▶ TASK
Identify the lines in the data below that contain "Please" and give only how many there are.

Records from a data collection
>> start

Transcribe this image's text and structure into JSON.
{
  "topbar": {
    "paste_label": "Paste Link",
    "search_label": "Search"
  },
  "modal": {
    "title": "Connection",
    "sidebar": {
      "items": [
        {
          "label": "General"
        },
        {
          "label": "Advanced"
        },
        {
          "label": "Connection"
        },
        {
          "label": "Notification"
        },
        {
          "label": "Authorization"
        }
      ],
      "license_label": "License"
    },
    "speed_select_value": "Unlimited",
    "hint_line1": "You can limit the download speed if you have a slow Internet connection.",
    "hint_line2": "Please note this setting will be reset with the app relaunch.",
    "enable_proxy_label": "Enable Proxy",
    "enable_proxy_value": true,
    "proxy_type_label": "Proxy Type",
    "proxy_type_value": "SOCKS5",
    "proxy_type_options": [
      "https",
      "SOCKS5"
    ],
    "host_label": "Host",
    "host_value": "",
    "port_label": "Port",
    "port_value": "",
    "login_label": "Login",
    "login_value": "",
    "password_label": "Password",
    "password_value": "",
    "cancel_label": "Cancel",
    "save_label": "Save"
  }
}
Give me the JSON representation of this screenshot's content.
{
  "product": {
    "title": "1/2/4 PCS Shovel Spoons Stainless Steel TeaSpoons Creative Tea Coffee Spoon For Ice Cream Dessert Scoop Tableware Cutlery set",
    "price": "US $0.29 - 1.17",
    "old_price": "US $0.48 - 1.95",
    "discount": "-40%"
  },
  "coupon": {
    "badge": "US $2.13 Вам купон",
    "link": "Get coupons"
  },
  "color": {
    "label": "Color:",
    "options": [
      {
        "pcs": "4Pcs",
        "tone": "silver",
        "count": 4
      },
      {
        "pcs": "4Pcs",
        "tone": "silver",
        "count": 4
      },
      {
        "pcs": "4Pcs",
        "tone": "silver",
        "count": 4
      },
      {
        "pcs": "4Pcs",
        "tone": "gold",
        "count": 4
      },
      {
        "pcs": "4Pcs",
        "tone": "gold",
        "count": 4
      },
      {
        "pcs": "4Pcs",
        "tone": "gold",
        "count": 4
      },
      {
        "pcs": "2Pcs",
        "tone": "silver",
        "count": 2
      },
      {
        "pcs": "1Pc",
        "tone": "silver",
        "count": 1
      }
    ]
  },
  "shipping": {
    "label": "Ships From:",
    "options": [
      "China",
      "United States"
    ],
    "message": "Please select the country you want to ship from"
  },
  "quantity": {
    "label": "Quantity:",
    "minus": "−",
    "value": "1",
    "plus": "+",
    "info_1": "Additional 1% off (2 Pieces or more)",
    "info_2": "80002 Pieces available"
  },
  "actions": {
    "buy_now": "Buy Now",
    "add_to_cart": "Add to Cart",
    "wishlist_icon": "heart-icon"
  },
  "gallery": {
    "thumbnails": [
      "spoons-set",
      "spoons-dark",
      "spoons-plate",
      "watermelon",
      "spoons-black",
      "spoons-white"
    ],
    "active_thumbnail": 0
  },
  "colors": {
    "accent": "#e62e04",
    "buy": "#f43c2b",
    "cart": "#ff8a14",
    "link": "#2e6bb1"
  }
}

>> end

▶ TASK ANSWER
2